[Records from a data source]
§ §

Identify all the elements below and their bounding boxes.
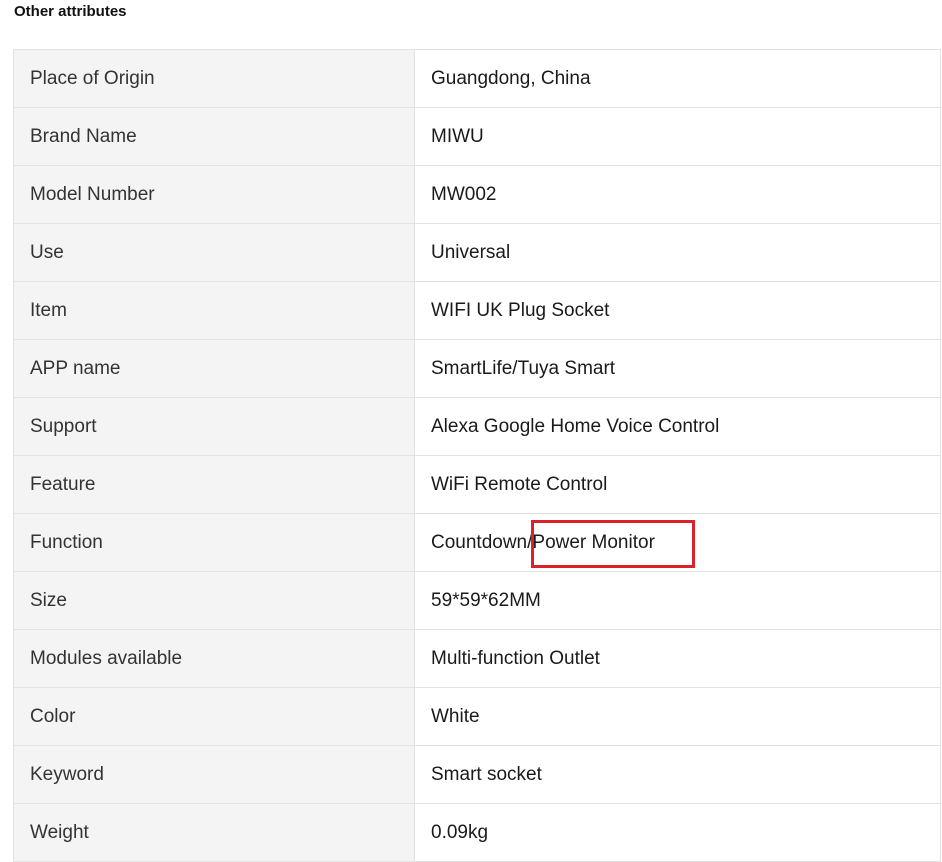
- attribute-value: 0.09kg: [414, 803, 941, 862]
- attribute-value: Universal: [414, 223, 941, 282]
- section-title: Other attributes: [14, 3, 127, 20]
- attribute-label: Feature: [13, 455, 415, 514]
- table-row: Size 59*59*62MM: [13, 571, 941, 630]
- table-row: Color White: [13, 687, 941, 746]
- attribute-label: Weight: [13, 803, 415, 862]
- attribute-value: Countdown/Power Monitor: [431, 531, 655, 553]
- table-row: Feature WiFi Remote Control: [13, 455, 941, 514]
- attribute-label: Brand Name: [13, 107, 415, 166]
- table-row: Item WIFI UK Plug Socket: [13, 281, 941, 340]
- attribute-label: Size: [13, 571, 415, 630]
- attribute-value-cell: Countdown/Power Monitor: [414, 513, 941, 572]
- table-row: Model Number MW002: [13, 165, 941, 224]
- attribute-label: Item: [13, 281, 415, 340]
- attribute-value: Alexa Google Home Voice Control: [414, 397, 941, 456]
- attribute-value: MW002: [414, 165, 941, 224]
- attribute-label: Model Number: [13, 165, 415, 224]
- attribute-label: Function: [13, 513, 415, 572]
- attribute-value: White: [414, 687, 941, 746]
- attribute-value-wrap: Countdown/Power Monitor: [431, 519, 695, 568]
- attribute-label: Place of Origin: [13, 49, 415, 108]
- attribute-value: MIWU: [414, 107, 941, 166]
- table-row: Brand Name MIWU: [13, 107, 941, 166]
- table-row: Weight 0.09kg: [13, 803, 941, 862]
- table-row: Place of Origin Guangdong, China: [13, 49, 941, 108]
- attribute-value: WIFI UK Plug Socket: [414, 281, 941, 340]
- table-row: Use Universal: [13, 223, 941, 282]
- attribute-value: SmartLife/Tuya Smart: [414, 339, 941, 398]
- attribute-value: Multi-function Outlet: [414, 629, 941, 688]
- table-row: Keyword Smart socket: [13, 745, 941, 804]
- attribute-label: APP name: [13, 339, 415, 398]
- attribute-label: Keyword: [13, 745, 415, 804]
- attribute-value: 59*59*62MM: [414, 571, 941, 630]
- attribute-value: Smart socket: [414, 745, 941, 804]
- attribute-value: Guangdong, China: [414, 49, 941, 108]
- attribute-label: Support: [13, 397, 415, 456]
- table-row: APP name SmartLife/Tuya Smart: [13, 339, 941, 398]
- attributes-table: Place of Origin Guangdong, China Brand N…: [13, 49, 941, 862]
- attribute-label: Use: [13, 223, 415, 282]
- table-row: Function Countdown/Power Monitor: [13, 513, 941, 572]
- attribute-label: Modules available: [13, 629, 415, 688]
- attribute-value: WiFi Remote Control: [414, 455, 941, 514]
- table-row: Modules available Multi-function Outlet: [13, 629, 941, 688]
- attribute-label: Color: [13, 687, 415, 746]
- table-row: Support Alexa Google Home Voice Control: [13, 397, 941, 456]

§ §

#### [GIVEN TASK]
Transcribe the lines above word for word, leaving out the pictures.

#### [SOLVED EXERCISE]
Identify all the elements below and their bounding boxes.
- attribute-value: 0.09kg: [414, 803, 941, 862]
- attribute-value: Universal: [414, 223, 941, 282]
- section-title: Other attributes: [14, 3, 127, 20]
- attribute-label: Feature: [13, 455, 415, 514]
- table-row: Size 59*59*62MM: [13, 571, 941, 630]
- table-row: Color White: [13, 687, 941, 746]
- attribute-label: Weight: [13, 803, 415, 862]
- attribute-value: Countdown/Power Monitor: [431, 531, 655, 553]
- table-row: Feature WiFi Remote Control: [13, 455, 941, 514]
- attribute-label: Brand Name: [13, 107, 415, 166]
- table-row: Item WIFI UK Plug Socket: [13, 281, 941, 340]
- attribute-label: Size: [13, 571, 415, 630]
- attribute-value-cell: Countdown/Power Monitor: [414, 513, 941, 572]
- table-row: Model Number MW002: [13, 165, 941, 224]
- attribute-label: Item: [13, 281, 415, 340]
- attribute-value: Alexa Google Home Voice Control: [414, 397, 941, 456]
- attribute-value: MW002: [414, 165, 941, 224]
- attribute-label: Model Number: [13, 165, 415, 224]
- attribute-label: Function: [13, 513, 415, 572]
- attribute-value: White: [414, 687, 941, 746]
- attribute-value-wrap: Countdown/Power Monitor: [431, 519, 695, 568]
- attribute-label: Place of Origin: [13, 49, 415, 108]
- attribute-value: MIWU: [414, 107, 941, 166]
- table-row: Brand Name MIWU: [13, 107, 941, 166]
- table-row: Weight 0.09kg: [13, 803, 941, 862]
- table-row: Place of Origin Guangdong, China: [13, 49, 941, 108]
- attribute-value: WIFI UK Plug Socket: [414, 281, 941, 340]
- table-row: Use Universal: [13, 223, 941, 282]
- attribute-value: SmartLife/Tuya Smart: [414, 339, 941, 398]
- attribute-value: Multi-function Outlet: [414, 629, 941, 688]
- table-row: Keyword Smart socket: [13, 745, 941, 804]
- attribute-label: APP name: [13, 339, 415, 398]
- attribute-label: Keyword: [13, 745, 415, 804]
- attribute-value: 59*59*62MM: [414, 571, 941, 630]
- attribute-value: Smart socket: [414, 745, 941, 804]
- attribute-value: Guangdong, China: [414, 49, 941, 108]
- attribute-label: Support: [13, 397, 415, 456]
- table-row: APP name SmartLife/Tuya Smart: [13, 339, 941, 398]
- attributes-table: Place of Origin Guangdong, China Brand N…: [13, 49, 941, 862]
- attribute-label: Use: [13, 223, 415, 282]
- table-row: Function Countdown/Power Monitor: [13, 513, 941, 572]
- attribute-label: Modules available: [13, 629, 415, 688]
- attribute-value: WiFi Remote Control: [414, 455, 941, 514]
- table-row: Modules available Multi-function Outlet: [13, 629, 941, 688]
- attribute-label: Color: [13, 687, 415, 746]
- table-row: Support Alexa Google Home Voice Control: [13, 397, 941, 456]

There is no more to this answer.